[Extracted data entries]
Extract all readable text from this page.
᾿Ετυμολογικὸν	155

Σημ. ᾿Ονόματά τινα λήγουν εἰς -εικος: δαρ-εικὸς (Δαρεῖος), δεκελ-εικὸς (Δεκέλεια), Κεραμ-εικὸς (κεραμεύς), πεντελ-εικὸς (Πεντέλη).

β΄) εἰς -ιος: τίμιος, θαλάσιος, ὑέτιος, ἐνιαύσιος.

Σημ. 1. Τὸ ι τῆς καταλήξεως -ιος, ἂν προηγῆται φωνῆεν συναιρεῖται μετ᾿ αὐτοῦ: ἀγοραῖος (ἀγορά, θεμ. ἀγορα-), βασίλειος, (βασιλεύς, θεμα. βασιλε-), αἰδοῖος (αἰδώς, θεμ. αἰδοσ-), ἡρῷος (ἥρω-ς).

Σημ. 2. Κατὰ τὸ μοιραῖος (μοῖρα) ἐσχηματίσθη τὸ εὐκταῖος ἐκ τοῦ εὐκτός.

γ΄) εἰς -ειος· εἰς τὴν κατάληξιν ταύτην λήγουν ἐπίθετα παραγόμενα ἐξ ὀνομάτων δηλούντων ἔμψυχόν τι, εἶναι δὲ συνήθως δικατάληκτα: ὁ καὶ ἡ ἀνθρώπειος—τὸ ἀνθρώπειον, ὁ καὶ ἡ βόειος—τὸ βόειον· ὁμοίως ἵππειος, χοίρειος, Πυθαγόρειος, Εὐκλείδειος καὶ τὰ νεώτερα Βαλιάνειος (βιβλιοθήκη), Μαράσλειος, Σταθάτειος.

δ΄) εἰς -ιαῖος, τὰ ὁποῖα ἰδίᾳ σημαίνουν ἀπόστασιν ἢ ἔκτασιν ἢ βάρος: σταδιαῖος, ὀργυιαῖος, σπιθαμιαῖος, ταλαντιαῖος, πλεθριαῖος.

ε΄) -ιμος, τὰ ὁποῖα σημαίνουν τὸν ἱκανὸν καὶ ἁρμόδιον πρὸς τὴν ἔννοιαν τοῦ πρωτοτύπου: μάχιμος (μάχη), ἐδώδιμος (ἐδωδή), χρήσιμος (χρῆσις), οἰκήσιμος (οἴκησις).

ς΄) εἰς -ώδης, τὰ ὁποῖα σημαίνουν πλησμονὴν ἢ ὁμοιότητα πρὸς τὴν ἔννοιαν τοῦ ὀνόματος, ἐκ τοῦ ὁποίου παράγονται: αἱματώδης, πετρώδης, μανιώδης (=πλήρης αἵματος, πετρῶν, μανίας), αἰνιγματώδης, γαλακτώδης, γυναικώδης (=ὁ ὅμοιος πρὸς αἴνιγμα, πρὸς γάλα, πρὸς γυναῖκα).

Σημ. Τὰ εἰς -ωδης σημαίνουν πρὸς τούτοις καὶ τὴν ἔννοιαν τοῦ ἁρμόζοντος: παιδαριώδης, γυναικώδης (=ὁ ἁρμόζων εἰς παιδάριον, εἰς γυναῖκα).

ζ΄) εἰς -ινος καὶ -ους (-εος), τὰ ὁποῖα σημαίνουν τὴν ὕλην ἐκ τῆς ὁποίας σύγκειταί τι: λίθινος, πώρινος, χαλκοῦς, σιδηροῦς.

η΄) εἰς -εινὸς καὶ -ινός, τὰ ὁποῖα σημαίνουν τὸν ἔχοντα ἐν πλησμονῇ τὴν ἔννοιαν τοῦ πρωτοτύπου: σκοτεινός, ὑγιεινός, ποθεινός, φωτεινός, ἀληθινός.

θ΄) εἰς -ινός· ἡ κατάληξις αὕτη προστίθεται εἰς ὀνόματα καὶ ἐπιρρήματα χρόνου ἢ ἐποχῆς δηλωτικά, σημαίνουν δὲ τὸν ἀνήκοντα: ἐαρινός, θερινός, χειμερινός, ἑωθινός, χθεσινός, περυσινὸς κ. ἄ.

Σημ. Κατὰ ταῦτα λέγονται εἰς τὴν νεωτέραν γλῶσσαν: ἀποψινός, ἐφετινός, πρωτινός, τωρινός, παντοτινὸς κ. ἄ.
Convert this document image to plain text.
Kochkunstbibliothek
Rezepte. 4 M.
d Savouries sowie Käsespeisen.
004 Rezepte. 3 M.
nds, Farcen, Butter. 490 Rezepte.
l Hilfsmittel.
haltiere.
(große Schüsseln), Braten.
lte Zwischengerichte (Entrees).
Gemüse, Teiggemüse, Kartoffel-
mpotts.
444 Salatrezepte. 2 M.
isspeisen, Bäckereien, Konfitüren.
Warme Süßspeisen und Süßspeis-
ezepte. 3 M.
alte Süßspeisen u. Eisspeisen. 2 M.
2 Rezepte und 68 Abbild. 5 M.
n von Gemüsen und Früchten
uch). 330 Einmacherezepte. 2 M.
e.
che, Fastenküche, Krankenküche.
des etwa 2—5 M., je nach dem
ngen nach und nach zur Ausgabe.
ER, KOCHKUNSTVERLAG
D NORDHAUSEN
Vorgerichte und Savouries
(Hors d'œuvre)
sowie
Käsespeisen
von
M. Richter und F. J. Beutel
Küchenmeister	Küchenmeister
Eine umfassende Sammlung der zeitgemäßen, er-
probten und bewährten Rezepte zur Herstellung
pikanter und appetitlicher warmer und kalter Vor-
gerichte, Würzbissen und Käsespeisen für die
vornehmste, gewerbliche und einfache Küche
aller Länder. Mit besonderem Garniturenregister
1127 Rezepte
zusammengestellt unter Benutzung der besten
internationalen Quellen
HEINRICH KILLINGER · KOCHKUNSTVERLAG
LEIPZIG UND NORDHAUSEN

# [Exercise]
Filter the entries down to the lines containing "γυναικώδης". Copy each of those lines.

# [Complete output]
ς΄) εἰς -ώδης, τὰ ὁποῖα σημαίνουν πλησμονὴν ἢ ὁμοιότητα πρὸς τὴν ἔννοιαν τοῦ ὀνόματος, ἐκ τοῦ ὁποίου παράγονται: αἱματώδης, πετρώδης, μανιώδης (=πλήρης αἵματος, πετρῶν, μανίας), αἰνιγματώδης, γαλακτώδης, γυναικώδης (=ὁ ὅμοιος πρὸς αἴνιγμα, πρὸς γάλα, πρὸς γυναῖκα).
Σημ. Τὰ εἰς -ωδης σημαίνουν πρὸς τούτοις καὶ τὴν ἔννοιαν τοῦ ἁρμόζοντος: παιδαριώδης, γυναικώδης (=ὁ ἁρμόζων εἰς παιδάριον, εἰς γυναῖκα).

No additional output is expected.